(Stored data entries)

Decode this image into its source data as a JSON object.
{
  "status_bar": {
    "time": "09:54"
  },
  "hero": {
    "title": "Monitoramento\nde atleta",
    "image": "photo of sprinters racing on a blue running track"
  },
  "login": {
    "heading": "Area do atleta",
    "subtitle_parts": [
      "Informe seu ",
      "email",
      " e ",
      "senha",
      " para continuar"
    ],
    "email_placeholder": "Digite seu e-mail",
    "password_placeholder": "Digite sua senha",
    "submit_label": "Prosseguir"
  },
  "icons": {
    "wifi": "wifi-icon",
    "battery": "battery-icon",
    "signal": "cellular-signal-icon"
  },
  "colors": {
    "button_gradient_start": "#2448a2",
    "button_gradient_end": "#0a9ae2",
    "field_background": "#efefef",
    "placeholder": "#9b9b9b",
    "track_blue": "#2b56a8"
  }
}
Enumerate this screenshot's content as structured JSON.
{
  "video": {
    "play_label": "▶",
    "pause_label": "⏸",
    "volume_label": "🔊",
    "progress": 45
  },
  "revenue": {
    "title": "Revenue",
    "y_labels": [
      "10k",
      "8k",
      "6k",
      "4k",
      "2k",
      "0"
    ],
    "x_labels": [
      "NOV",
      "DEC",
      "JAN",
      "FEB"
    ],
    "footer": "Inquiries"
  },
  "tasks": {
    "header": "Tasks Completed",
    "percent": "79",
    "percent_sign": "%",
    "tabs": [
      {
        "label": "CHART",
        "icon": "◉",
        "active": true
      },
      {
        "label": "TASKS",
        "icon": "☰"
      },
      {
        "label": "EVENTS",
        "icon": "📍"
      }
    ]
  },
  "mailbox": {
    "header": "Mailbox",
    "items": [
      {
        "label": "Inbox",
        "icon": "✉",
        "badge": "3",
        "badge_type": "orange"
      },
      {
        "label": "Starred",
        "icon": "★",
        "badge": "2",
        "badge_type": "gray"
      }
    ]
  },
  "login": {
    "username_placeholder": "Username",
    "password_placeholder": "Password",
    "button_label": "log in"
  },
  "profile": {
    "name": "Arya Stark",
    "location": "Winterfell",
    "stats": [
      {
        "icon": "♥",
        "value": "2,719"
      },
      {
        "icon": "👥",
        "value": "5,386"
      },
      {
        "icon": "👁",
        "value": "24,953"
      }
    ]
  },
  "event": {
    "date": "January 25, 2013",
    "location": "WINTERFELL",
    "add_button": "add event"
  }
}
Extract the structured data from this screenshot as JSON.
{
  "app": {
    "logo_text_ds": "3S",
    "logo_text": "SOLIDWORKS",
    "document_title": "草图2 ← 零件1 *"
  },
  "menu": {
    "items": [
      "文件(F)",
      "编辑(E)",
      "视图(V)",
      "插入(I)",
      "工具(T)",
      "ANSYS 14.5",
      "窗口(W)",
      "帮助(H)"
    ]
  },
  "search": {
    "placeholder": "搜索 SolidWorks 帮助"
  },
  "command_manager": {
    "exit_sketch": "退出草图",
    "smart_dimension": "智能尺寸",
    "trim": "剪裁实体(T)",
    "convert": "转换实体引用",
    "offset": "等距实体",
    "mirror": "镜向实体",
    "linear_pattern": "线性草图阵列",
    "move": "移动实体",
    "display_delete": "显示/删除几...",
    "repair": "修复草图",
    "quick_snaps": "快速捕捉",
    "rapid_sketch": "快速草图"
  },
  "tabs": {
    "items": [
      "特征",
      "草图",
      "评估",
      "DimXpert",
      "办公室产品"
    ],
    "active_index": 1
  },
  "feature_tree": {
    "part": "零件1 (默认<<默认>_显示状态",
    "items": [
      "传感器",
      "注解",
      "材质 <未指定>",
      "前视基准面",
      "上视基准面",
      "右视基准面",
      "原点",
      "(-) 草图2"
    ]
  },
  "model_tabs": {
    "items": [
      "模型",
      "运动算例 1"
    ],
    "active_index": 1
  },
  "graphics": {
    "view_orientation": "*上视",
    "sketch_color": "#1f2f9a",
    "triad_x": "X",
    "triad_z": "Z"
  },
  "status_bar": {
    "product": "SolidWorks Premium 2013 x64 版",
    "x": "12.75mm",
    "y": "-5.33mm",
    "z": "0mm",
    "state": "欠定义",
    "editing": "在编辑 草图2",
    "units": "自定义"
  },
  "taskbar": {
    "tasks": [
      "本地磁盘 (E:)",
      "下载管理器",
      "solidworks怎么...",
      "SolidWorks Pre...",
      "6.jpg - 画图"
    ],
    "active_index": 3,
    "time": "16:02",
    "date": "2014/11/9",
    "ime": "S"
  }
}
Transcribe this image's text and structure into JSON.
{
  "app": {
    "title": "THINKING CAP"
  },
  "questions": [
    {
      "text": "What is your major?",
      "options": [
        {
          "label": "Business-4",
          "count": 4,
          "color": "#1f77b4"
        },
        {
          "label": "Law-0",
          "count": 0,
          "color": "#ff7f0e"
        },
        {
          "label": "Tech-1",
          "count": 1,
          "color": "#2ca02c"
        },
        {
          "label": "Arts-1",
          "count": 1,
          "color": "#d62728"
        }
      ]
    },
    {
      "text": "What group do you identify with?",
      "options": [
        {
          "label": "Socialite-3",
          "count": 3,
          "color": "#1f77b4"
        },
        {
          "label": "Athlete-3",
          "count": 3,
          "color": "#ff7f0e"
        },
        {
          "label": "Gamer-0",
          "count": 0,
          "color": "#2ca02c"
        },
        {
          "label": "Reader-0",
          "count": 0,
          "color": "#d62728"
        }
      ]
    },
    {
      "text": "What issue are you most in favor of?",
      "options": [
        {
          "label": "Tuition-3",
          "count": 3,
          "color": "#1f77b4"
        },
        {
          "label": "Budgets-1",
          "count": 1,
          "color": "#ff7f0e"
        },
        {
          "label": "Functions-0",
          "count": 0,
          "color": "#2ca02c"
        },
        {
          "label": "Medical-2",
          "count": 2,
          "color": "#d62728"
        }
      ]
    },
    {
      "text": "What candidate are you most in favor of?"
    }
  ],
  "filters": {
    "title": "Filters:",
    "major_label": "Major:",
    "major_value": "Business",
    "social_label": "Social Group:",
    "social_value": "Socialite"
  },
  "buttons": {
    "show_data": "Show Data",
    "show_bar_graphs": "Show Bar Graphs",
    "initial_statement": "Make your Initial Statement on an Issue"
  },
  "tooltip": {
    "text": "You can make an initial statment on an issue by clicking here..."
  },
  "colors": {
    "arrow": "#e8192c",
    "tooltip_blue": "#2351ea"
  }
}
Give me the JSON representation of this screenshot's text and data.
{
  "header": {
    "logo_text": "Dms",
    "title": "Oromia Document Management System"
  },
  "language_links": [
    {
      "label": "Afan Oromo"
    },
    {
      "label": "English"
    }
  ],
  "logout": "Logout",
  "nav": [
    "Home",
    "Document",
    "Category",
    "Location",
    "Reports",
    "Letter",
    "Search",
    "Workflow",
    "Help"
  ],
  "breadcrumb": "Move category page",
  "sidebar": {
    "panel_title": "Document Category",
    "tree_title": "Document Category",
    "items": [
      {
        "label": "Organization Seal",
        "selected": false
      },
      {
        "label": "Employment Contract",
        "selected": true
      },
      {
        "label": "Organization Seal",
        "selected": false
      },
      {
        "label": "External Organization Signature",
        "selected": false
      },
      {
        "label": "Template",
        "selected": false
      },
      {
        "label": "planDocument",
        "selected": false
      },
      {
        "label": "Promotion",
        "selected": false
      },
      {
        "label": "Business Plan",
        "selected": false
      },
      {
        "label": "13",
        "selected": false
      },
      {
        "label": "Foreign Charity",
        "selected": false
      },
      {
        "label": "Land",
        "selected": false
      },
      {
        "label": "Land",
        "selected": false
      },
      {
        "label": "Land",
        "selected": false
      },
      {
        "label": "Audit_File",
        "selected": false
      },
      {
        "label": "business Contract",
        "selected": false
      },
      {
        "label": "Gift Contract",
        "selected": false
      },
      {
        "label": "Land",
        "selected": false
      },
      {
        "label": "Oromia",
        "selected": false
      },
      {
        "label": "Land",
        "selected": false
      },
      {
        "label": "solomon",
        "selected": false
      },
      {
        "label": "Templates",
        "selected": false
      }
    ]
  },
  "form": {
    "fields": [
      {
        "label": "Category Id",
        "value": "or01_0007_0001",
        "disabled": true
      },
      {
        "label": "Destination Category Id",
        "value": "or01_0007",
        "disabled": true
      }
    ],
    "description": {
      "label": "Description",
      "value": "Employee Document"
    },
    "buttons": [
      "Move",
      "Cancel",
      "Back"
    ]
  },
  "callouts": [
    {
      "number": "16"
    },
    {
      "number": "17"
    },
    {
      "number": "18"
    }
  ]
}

→ SET TASK
Copy every line of the material in which the word "most" occurs.

→ WRITTEN SOLUTION
      "text": "What issue are you most in favor of?",
      "text": "What candidate are you most in favor of?"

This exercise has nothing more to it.